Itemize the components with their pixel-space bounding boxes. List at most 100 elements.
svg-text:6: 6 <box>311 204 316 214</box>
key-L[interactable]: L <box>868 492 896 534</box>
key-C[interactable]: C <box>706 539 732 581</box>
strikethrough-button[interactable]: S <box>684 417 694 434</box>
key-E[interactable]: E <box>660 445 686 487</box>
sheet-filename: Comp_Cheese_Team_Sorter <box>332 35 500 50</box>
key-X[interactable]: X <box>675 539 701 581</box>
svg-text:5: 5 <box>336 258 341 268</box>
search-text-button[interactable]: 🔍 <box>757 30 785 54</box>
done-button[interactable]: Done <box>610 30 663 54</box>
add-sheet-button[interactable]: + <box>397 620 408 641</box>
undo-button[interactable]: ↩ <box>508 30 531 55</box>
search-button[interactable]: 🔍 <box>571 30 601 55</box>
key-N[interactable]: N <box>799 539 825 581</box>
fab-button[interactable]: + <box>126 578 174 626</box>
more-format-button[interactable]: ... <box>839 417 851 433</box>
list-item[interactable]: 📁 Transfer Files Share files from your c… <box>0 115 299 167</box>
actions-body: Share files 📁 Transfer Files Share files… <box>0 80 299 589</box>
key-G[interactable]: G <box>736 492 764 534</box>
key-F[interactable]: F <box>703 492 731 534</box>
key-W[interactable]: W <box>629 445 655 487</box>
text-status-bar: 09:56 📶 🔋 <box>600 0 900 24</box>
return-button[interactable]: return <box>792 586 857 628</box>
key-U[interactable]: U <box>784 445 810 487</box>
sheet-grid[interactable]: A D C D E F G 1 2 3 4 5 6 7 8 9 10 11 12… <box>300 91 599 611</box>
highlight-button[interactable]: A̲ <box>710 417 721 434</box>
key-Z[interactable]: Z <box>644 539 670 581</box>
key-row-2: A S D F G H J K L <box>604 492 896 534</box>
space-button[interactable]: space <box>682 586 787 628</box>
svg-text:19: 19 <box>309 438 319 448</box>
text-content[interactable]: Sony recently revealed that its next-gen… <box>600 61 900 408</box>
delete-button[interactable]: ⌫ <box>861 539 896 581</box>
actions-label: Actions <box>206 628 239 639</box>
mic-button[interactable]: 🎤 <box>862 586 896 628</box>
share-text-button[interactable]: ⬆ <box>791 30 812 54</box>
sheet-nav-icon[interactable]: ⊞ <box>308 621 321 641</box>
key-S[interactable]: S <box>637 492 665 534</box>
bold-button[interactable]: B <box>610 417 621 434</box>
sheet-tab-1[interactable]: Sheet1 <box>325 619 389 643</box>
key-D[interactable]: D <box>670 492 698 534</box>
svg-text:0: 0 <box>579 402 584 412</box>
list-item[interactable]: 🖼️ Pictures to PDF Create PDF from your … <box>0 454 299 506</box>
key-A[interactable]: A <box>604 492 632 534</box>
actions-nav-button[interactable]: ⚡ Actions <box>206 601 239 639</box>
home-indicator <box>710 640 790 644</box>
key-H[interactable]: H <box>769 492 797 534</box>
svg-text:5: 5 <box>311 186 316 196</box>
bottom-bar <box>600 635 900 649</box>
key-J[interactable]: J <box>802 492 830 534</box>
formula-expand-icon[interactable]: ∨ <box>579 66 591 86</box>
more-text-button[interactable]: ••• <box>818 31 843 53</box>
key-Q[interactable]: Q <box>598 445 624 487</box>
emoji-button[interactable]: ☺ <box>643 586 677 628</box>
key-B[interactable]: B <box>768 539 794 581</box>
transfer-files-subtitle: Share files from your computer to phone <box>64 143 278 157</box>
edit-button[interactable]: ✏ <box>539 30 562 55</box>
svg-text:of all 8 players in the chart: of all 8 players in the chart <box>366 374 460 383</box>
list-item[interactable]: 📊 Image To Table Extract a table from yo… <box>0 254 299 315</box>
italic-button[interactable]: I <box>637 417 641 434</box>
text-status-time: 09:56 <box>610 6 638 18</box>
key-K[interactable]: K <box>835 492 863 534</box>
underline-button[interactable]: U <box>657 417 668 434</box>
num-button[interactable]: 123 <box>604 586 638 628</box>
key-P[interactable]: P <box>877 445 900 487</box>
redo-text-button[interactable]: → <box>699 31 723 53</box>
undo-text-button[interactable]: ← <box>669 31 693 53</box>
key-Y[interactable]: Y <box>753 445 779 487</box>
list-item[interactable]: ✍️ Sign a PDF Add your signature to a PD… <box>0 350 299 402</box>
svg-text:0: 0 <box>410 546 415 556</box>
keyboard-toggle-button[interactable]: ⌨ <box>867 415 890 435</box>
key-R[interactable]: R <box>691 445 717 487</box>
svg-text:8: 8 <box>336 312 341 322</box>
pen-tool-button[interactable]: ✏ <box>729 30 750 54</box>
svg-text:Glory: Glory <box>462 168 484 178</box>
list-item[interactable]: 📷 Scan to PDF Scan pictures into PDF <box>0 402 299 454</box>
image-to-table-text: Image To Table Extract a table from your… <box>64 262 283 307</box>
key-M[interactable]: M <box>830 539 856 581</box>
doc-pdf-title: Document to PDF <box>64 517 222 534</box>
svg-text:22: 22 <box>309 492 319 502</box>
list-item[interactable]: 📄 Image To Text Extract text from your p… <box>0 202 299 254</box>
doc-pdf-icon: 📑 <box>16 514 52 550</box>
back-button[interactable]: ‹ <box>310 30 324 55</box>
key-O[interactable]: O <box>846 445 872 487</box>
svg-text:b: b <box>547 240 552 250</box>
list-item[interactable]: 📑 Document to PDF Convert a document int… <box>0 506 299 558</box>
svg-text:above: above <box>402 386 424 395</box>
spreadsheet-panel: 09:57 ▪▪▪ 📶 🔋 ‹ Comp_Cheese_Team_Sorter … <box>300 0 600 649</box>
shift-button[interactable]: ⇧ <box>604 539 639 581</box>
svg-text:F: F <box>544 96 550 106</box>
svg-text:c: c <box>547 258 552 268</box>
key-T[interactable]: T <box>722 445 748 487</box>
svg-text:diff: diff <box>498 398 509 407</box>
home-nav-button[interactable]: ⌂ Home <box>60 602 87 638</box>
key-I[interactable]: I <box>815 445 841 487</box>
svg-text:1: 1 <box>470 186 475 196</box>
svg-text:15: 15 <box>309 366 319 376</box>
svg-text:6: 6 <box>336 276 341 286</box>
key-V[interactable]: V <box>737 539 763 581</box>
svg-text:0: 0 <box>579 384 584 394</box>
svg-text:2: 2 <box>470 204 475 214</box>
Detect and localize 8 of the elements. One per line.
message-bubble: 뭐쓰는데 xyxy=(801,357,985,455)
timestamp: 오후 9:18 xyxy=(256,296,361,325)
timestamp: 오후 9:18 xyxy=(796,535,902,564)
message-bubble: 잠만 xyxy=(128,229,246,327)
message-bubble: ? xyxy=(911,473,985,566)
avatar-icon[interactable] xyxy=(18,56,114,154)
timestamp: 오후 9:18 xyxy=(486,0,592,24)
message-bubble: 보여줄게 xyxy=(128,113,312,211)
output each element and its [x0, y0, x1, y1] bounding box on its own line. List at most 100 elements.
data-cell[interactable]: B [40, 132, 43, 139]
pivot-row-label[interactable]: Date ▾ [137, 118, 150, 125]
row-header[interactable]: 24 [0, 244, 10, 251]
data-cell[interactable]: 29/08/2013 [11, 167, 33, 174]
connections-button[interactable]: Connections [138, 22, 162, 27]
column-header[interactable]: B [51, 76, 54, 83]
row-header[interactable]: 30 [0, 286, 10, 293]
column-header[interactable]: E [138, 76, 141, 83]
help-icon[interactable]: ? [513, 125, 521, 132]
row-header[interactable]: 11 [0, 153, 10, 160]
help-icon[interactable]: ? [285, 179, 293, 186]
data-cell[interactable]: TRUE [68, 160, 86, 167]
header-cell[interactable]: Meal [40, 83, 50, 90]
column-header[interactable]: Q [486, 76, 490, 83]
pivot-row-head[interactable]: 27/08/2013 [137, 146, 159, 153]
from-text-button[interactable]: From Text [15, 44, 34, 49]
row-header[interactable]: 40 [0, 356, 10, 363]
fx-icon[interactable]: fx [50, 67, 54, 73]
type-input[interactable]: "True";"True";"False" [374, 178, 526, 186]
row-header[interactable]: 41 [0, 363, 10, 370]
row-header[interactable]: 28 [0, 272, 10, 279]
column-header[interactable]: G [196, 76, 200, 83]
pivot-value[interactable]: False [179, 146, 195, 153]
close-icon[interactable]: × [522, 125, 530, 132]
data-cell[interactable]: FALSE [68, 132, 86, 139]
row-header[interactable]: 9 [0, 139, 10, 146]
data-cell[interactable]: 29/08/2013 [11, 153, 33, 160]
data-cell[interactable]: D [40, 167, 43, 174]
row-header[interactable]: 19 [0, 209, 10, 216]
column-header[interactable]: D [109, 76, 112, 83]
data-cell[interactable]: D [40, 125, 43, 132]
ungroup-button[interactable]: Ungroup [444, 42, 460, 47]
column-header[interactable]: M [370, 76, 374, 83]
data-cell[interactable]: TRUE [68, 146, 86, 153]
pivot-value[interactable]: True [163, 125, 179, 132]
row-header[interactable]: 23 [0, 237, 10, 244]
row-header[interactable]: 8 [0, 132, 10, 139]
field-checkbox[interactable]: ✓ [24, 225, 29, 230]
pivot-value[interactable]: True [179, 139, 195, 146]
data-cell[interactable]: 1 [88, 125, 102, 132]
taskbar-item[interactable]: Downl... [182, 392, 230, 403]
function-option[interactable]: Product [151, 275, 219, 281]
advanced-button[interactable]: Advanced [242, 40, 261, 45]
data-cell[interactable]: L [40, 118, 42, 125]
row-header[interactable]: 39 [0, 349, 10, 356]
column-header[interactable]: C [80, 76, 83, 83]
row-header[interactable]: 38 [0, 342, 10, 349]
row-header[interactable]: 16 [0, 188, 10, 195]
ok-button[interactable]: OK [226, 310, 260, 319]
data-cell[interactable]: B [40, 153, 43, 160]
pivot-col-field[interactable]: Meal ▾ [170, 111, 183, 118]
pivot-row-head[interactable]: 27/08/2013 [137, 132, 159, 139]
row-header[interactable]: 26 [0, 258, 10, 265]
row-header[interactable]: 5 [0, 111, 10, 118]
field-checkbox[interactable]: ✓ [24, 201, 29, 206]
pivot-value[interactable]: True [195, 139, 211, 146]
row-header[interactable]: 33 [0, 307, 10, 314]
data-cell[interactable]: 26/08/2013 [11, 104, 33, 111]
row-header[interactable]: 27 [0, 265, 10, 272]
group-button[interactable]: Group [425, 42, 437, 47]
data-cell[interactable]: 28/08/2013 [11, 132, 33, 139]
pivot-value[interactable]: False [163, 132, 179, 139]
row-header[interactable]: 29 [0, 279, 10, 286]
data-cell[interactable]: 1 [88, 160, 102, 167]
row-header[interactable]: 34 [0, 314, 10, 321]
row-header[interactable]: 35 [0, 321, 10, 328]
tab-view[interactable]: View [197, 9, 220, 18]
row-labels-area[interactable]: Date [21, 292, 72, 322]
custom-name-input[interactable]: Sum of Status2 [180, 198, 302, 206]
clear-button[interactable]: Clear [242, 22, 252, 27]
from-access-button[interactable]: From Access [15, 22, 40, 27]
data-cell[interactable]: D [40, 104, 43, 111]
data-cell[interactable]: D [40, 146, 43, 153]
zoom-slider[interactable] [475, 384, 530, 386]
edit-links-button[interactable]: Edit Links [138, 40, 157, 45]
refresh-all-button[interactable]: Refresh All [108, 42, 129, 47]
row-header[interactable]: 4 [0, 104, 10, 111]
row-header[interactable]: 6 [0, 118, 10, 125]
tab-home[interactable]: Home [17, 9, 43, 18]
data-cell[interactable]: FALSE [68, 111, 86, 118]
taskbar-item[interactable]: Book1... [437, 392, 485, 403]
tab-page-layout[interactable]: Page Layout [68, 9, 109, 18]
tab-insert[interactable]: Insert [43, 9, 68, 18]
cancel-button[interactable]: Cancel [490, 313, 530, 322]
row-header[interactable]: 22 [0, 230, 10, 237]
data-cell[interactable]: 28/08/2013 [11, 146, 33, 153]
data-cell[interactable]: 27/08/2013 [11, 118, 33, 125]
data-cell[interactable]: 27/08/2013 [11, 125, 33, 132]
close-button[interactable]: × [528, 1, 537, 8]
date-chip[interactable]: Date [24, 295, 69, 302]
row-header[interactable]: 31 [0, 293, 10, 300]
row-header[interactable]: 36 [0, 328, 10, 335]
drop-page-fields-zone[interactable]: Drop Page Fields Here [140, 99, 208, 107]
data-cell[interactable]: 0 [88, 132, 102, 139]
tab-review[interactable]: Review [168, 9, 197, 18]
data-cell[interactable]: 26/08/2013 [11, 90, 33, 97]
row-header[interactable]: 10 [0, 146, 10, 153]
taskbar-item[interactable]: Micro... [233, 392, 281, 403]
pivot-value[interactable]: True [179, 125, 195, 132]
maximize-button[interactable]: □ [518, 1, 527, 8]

· · · · · · ·

▶ _GIVEN INSTRUCTION_
Please lay out the rows from the very first one through the line containing "strikethrough-button[interactable]: S <box>684", inclusive, as a JSON list of strings, one string per line and no blank lines.

▶ _TASK ANSWER_
[
  "Itemize the components with their pixel-space bounding boxes. List at most 100 elements.",
  "svg-text:6: 6 <box>311 204 316 214</box>",
  "key-L[interactable]: L <box>868 492 896 534</box>",
  "key-C[interactable]: C <box>706 539 732 581</box>",
  "strikethrough-button[interactable]: S <box>684 417 694 434</box>"
]